WHAT THIS TASK INVOLVES: Where does the string "loro" appear in the records? Copy every line that contains it.

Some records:
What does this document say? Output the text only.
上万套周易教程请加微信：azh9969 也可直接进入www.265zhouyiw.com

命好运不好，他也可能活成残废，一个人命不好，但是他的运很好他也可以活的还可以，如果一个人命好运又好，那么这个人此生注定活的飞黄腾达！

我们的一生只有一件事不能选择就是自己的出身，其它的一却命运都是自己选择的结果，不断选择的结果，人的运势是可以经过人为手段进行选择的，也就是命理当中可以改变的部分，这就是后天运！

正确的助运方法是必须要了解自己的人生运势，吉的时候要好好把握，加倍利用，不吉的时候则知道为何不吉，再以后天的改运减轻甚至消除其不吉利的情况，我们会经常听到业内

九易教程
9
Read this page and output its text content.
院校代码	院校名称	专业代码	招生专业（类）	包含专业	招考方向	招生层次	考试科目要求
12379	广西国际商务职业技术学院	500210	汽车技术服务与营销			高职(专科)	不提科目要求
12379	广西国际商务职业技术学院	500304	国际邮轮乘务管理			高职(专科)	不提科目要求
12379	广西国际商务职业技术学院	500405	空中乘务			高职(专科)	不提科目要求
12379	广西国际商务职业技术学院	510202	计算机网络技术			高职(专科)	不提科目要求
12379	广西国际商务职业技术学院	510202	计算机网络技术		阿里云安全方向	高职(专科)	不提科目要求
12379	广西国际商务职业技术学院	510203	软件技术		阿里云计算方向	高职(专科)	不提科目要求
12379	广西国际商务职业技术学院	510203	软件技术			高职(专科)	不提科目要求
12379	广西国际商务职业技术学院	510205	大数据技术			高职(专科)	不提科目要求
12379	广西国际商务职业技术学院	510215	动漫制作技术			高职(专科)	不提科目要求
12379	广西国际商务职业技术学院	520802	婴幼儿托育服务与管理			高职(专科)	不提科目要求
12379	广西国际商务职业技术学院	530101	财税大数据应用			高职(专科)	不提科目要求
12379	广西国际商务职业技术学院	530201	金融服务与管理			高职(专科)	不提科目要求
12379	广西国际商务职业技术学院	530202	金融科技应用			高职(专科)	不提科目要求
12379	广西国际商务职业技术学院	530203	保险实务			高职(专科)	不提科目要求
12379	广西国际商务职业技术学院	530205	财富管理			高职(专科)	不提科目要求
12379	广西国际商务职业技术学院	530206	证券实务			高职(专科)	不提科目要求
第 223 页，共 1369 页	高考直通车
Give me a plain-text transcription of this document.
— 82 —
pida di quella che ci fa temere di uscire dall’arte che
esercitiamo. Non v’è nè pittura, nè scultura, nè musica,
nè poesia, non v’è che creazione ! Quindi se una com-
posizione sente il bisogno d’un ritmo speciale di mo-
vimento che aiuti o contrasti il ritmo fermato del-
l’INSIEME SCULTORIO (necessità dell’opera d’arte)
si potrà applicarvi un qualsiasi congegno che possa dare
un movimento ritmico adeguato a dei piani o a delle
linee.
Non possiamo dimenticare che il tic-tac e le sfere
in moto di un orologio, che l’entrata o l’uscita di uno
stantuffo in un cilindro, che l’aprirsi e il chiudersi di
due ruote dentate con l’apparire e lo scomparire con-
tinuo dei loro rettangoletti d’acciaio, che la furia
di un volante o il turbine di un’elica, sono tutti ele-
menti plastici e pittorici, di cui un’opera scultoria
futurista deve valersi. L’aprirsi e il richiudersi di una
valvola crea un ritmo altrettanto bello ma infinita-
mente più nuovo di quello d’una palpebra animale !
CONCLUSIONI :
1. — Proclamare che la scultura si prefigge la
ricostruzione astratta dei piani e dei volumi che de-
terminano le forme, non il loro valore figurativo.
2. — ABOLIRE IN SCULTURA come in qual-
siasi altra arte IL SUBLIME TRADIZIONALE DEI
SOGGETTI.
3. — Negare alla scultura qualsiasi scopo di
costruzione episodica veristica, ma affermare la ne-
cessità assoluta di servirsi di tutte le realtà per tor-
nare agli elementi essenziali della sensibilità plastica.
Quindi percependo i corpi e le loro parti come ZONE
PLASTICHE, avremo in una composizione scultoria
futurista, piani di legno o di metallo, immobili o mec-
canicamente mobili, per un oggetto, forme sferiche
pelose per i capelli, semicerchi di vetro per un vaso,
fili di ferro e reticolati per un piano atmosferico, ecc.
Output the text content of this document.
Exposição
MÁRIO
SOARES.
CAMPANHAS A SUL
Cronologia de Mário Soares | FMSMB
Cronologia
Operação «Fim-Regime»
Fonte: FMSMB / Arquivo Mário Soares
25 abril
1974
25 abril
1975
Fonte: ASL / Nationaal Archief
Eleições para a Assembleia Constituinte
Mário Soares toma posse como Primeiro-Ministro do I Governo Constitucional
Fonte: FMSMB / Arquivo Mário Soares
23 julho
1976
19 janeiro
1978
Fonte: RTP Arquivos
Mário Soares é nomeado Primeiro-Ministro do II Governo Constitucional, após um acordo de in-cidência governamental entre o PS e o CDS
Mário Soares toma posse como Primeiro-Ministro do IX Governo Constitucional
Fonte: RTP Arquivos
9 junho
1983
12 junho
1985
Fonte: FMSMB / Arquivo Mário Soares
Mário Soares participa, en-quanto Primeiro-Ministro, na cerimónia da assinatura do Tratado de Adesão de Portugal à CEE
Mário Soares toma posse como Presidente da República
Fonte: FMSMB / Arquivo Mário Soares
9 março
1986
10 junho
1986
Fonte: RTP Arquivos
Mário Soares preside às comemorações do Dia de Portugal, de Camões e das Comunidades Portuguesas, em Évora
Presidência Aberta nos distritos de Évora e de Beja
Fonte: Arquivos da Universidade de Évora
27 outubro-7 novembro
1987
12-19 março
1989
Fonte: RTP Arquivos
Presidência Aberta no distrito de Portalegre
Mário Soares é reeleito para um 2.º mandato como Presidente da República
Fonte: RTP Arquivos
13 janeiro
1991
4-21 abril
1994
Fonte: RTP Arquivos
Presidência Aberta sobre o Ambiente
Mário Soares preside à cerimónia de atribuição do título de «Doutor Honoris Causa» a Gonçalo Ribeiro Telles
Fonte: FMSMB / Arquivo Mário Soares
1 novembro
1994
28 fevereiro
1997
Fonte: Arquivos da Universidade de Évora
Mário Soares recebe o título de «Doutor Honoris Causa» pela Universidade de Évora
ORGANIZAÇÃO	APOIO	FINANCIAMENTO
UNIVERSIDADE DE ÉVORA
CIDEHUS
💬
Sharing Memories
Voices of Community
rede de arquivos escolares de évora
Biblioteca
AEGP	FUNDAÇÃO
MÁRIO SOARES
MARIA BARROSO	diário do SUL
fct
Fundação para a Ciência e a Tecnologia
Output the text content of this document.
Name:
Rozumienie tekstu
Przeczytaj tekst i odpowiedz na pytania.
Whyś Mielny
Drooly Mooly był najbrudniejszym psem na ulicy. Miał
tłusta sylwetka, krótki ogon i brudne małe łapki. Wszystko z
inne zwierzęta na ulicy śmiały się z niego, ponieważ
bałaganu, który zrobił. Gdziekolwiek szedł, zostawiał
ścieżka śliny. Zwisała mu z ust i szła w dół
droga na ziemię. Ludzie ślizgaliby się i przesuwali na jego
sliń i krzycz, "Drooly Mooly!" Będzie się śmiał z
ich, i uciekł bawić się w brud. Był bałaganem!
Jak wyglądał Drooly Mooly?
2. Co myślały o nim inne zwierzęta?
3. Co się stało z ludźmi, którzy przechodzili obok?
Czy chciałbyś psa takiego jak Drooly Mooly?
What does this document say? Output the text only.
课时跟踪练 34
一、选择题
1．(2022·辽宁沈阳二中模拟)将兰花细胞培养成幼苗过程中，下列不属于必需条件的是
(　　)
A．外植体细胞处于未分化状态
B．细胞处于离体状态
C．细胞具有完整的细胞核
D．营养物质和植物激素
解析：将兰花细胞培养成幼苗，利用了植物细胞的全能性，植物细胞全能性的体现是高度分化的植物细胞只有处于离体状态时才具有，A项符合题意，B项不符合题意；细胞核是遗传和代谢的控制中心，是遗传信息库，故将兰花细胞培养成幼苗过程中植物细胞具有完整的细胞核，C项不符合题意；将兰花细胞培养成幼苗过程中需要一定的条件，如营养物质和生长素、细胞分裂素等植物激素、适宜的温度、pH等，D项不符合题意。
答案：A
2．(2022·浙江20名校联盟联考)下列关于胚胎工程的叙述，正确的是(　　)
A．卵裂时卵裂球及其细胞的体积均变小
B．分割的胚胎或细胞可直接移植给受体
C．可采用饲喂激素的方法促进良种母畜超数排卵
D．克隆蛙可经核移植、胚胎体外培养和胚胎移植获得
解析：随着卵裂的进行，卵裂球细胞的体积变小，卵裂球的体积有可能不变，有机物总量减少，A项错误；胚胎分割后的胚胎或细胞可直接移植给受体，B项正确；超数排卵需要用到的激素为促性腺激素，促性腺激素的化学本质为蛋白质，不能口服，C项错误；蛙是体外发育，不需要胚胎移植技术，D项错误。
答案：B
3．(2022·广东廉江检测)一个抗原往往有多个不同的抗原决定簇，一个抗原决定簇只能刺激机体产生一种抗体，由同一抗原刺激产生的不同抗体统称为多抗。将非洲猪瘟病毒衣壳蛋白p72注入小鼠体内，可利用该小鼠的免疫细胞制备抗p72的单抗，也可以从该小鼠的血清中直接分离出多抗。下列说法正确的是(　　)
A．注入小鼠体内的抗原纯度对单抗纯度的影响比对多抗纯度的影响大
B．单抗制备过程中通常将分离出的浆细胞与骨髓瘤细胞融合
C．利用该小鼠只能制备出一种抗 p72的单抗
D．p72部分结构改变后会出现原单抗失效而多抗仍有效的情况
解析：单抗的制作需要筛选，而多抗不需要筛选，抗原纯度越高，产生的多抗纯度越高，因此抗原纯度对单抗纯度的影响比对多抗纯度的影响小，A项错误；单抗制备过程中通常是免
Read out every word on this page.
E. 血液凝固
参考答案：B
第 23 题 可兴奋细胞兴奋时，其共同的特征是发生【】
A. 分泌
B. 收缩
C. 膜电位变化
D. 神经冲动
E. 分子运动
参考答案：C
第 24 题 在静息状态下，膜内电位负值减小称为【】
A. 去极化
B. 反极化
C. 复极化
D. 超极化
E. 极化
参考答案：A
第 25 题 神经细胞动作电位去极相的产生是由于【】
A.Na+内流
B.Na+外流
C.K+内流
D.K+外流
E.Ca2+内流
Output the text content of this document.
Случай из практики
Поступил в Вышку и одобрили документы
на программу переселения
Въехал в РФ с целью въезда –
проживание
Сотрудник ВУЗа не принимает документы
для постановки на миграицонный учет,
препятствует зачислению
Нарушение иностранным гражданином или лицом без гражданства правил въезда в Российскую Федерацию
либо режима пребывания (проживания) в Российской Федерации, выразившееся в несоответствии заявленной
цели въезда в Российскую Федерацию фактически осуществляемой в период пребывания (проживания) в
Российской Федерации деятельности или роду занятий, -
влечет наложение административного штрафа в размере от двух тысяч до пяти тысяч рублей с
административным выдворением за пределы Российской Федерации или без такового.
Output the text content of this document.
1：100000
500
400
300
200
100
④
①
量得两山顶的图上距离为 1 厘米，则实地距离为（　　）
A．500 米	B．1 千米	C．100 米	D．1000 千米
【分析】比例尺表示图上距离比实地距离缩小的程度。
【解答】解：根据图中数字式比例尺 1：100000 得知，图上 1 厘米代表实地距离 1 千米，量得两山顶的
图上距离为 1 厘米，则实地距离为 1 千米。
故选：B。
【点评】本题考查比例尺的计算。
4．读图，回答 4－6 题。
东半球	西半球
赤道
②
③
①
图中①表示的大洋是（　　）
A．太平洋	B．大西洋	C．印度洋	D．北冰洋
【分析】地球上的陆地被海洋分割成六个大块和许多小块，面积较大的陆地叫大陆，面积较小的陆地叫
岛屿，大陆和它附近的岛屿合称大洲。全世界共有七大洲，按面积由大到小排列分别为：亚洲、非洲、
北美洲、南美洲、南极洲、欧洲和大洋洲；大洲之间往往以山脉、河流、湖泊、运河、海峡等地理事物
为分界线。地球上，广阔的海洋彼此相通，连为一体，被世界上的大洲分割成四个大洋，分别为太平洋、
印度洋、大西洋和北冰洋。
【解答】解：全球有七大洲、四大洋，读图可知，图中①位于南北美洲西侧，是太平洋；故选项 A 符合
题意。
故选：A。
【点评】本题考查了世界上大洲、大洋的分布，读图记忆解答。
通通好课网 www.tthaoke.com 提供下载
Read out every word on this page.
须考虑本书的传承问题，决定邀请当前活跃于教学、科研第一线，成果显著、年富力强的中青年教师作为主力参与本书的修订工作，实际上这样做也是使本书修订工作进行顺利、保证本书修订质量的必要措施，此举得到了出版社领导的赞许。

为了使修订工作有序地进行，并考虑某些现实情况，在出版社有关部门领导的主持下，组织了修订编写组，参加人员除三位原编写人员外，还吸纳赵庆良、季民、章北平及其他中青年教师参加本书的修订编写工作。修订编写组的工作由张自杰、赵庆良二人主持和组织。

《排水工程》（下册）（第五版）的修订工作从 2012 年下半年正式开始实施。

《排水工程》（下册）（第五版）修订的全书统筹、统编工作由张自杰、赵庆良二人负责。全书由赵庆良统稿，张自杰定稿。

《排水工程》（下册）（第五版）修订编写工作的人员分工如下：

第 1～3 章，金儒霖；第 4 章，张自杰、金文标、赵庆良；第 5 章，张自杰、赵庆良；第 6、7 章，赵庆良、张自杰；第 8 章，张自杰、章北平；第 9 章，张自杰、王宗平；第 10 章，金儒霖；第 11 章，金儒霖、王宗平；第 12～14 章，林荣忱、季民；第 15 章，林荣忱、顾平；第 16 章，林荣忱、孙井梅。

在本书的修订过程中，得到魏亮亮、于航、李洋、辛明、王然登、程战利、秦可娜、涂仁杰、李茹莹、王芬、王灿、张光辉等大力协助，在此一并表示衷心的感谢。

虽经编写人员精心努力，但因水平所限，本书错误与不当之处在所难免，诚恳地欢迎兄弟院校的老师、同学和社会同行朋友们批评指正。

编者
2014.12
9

SOLVED PROBLEM:
tinuo dei loro rettangoletti d’acciaio, che la furia
terminano le forme, non il loro valore figurativo.
Quindi percependo i corpi e le loro parti come ZONE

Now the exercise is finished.